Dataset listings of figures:
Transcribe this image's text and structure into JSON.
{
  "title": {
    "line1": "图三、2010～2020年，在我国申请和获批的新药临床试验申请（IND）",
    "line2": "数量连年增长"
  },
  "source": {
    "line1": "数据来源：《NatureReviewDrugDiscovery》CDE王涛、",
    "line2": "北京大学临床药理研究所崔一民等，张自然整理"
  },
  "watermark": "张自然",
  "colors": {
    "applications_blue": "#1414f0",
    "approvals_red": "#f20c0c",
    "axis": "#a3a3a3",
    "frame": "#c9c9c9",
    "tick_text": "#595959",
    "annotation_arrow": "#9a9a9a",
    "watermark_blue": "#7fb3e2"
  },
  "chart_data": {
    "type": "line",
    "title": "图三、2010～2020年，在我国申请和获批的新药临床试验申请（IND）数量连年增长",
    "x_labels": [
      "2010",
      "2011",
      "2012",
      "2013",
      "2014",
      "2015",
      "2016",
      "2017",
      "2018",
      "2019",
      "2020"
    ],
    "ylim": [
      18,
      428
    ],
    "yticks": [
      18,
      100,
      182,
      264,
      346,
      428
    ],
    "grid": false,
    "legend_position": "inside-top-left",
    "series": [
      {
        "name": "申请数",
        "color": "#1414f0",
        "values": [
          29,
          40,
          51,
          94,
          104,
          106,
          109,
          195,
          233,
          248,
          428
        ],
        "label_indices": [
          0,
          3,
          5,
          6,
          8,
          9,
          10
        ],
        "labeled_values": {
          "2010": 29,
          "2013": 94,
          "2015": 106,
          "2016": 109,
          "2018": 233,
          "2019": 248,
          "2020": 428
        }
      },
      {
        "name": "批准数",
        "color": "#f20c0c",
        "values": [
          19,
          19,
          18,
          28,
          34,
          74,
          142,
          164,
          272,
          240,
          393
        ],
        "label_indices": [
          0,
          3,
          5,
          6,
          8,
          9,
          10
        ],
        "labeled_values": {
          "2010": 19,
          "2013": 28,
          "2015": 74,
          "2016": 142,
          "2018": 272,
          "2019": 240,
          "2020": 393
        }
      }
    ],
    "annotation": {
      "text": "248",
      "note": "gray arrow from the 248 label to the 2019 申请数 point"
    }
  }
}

**Given instruction**
Transcribe the whole listing with nothing added or left out.

**Correct answer**
Transcribe this image's text and structure into JSON.
{
  "title": {
    "line1": "图三、2010～2020年，在我国申请和获批的新药临床试验申请（IND）",
    "line2": "数量连年增长"
  },
  "source": {
    "line1": "数据来源：《NatureReviewDrugDiscovery》CDE王涛、",
    "line2": "北京大学临床药理研究所崔一民等，张自然整理"
  },
  "watermark": "张自然",
  "colors": {
    "applications_blue": "#1414f0",
    "approvals_red": "#f20c0c",
    "axis": "#a3a3a3",
    "frame": "#c9c9c9",
    "tick_text": "#595959",
    "annotation_arrow": "#9a9a9a",
    "watermark_blue": "#7fb3e2"
  },
  "chart_data": {
    "type": "line",
    "title": "图三、2010～2020年，在我国申请和获批的新药临床试验申请（IND）数量连年增长",
    "x_labels": [
      "2010",
      "2011",
      "2012",
      "2013",
      "2014",
      "2015",
      "2016",
      "2017",
      "2018",
      "2019",
      "2020"
    ],
    "ylim": [
      18,
      428
    ],
    "yticks": [
      18,
      100,
      182,
      264,
      346,
      428
    ],
    "grid": false,
    "legend_position": "inside-top-left",
    "series": [
      {
        "name": "申请数",
        "color": "#1414f0",
        "values": [
          29,
          40,
          51,
          94,
          104,
          106,
          109,
          195,
          233,
          248,
          428
        ],
        "label_indices": [
          0,
          3,
          5,
          6,
          8,
          9,
          10
        ],
        "labeled_values": {
          "2010": 29,
          "2013": 94,
          "2015": 106,
          "2016": 109,
          "2018": 233,
          "2019": 248,
          "2020": 428
        }
      },
      {
        "name": "批准数",
        "color": "#f20c0c",
        "values": [
          19,
          19,
          18,
          28,
          34,
          74,
          142,
          164,
          272,
          240,
          393
        ],
        "label_indices": [
          0,
          3,
          5,
          6,
          8,
          9,
          10
        ],
        "labeled_values": {
          "2010": 19,
          "2013": 28,
          "2015": 74,
          "2016": 142,
          "2018": 272,
          "2019": 240,
          "2020": 393
        }
      }
    ],
    "annotation": {
      "text": "248",
      "note": "gray arrow from the 248 label to the 2019 申请数 point"
    }
  }
}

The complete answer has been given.